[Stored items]
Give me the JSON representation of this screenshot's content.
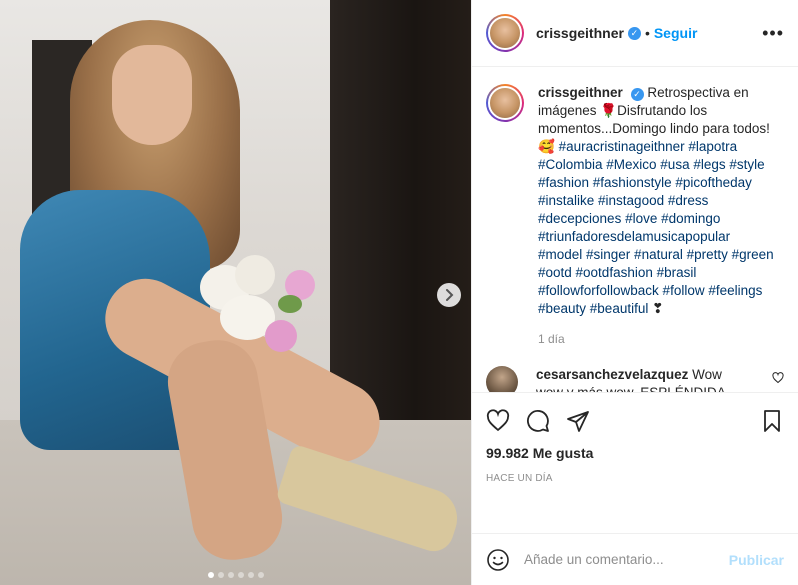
{
  "post": {
    "carousel_dots": 6,
    "active_dot": 0
  },
  "header": {
    "username": "crissgeithner",
    "separator": "•",
    "follow_label": "Seguir",
    "more_label": "•••"
  },
  "caption": {
    "username": "crissgeithner",
    "text_before": "Retrospectiva en imágenes 🌹Disfrutando los momentos...Domingo lindo para todos! 🥰",
    "hashtags": "#auracristinageithner #lapotra #Colombia #Mexico #usa #legs #style #fashion #fashionstyle #picoftheday #instalike #instagood #dress #decepciones #love #domingo #triunfadoresdelamusicapopular #model #singer #natural #pretty #green #ootd #ootdfashion #brasil #followforfollowback #follow #feelings #beauty #beautiful",
    "text_after": " ❣",
    "time": "1 día"
  },
  "comment": {
    "username": "cesarsanchezvelazquez",
    "text": "Wow wow y más wow, ESPLÉNDIDA, que belleza 😍😍😍😍😍😍"
  },
  "actions": {
    "likes": "99.982 Me gusta",
    "posted": "HACE UN DÍA"
  },
  "add_comment": {
    "placeholder": "Añade un comentario...",
    "publish_label": "Publicar"
  },
  "icons": {
    "like": "heart-icon",
    "comment": "comment-icon",
    "share": "paper-plane-icon",
    "save": "bookmark-icon",
    "emoji": "smiley-icon",
    "next": "chevron-right-icon",
    "verified": "verified-badge-icon"
  }
}
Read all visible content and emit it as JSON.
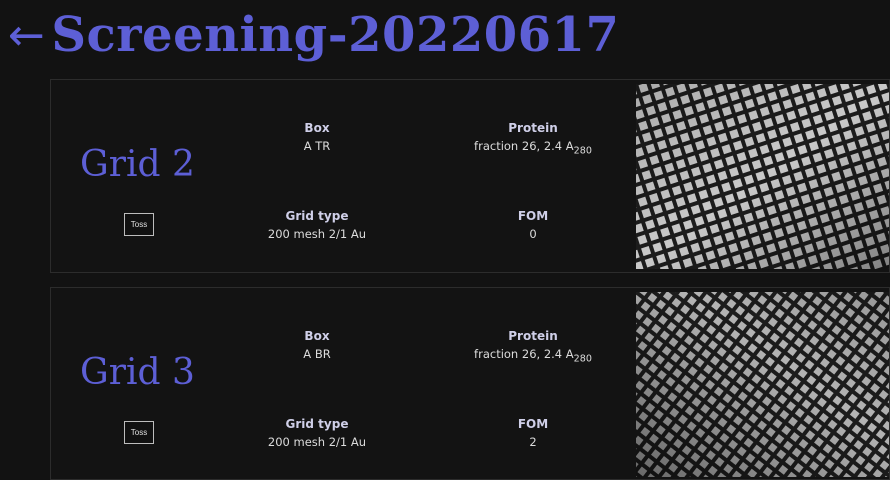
{
  "header": {
    "back_icon": "←",
    "title": "Screening-20220617"
  },
  "labels": {
    "box": "Box",
    "protein": "Protein",
    "grid_type": "Grid type",
    "fom": "FOM",
    "toss": "Toss"
  },
  "grids": [
    {
      "title": "Grid 2",
      "box": "A TR",
      "protein_text": "fraction 26, 2.4 A",
      "protein_sub": "280",
      "grid_type": "200 mesh 2/1 Au",
      "fom": "0"
    },
    {
      "title": "Grid 3",
      "box": "A BR",
      "protein_text": "fraction 26, 2.4 A",
      "protein_sub": "280",
      "grid_type": "200 mesh 2/1 Au",
      "fom": "2"
    }
  ],
  "colors": {
    "accent": "#5d5fd6",
    "background": "#121212"
  },
  "icons": {
    "back": "left-arrow-icon",
    "thumbnail": "atlas-image"
  }
}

• DIRECTIONS
Word for word, repeat all the data, but not its images.

• ANSWER AREA
Give me the JSON representation of this screenshot's content.
{
  "post": {
    "carousel_dots": 6,
    "active_dot": 0
  },
  "header": {
    "username": "crissgeithner",
    "separator": "•",
    "follow_label": "Seguir",
    "more_label": "•••"
  },
  "caption": {
    "username": "crissgeithner",
    "text_before": "Retrospectiva en imágenes 🌹Disfrutando los momentos...Domingo lindo para todos! 🥰",
    "hashtags": "#auracristinageithner #lapotra #Colombia #Mexico #usa #legs #style #fashion #fashionstyle #picoftheday #instalike #instagood #dress #decepciones #love #domingo #triunfadoresdelamusicapopular #model #singer #natural #pretty #green #ootd #ootdfashion #brasil #followforfollowback #follow #feelings #beauty #beautiful",
    "text_after": " ❣",
    "time": "1 día"
  },
  "comment": {
    "username": "cesarsanchezvelazquez",
    "text": "Wow wow y más wow, ESPLÉNDIDA, que belleza 😍😍😍😍😍😍"
  },
  "actions": {
    "likes": "99.982 Me gusta",
    "posted": "HACE UN DÍA"
  },
  "add_comment": {
    "placeholder": "Añade un comentario...",
    "publish_label": "Publicar"
  },
  "icons": {
    "like": "heart-icon",
    "comment": "comment-icon",
    "share": "paper-plane-icon",
    "save": "bookmark-icon",
    "emoji": "smiley-icon",
    "next": "chevron-right-icon",
    "verified": "verified-badge-icon"
  }
}
Read all visible content and emit it as JSON.
{
  "header": {
    "back_icon": "←",
    "title": "Screening-20220617"
  },
  "labels": {
    "box": "Box",
    "protein": "Protein",
    "grid_type": "Grid type",
    "fom": "FOM",
    "toss": "Toss"
  },
  "grids": [
    {
      "title": "Grid 2",
      "box": "A TR",
      "protein_text": "fraction 26, 2.4 A",
      "protein_sub": "280",
      "grid_type": "200 mesh 2/1 Au",
      "fom": "0"
    },
    {
      "title": "Grid 3",
      "box": "A BR",
      "protein_text": "fraction 26, 2.4 A",
      "protein_sub": "280",
      "grid_type": "200 mesh 2/1 Au",
      "fom": "2"
    }
  ],
  "colors": {
    "accent": "#5d5fd6",
    "background": "#121212"
  },
  "icons": {
    "back": "left-arrow-icon",
    "thumbnail": "atlas-image"
  }
}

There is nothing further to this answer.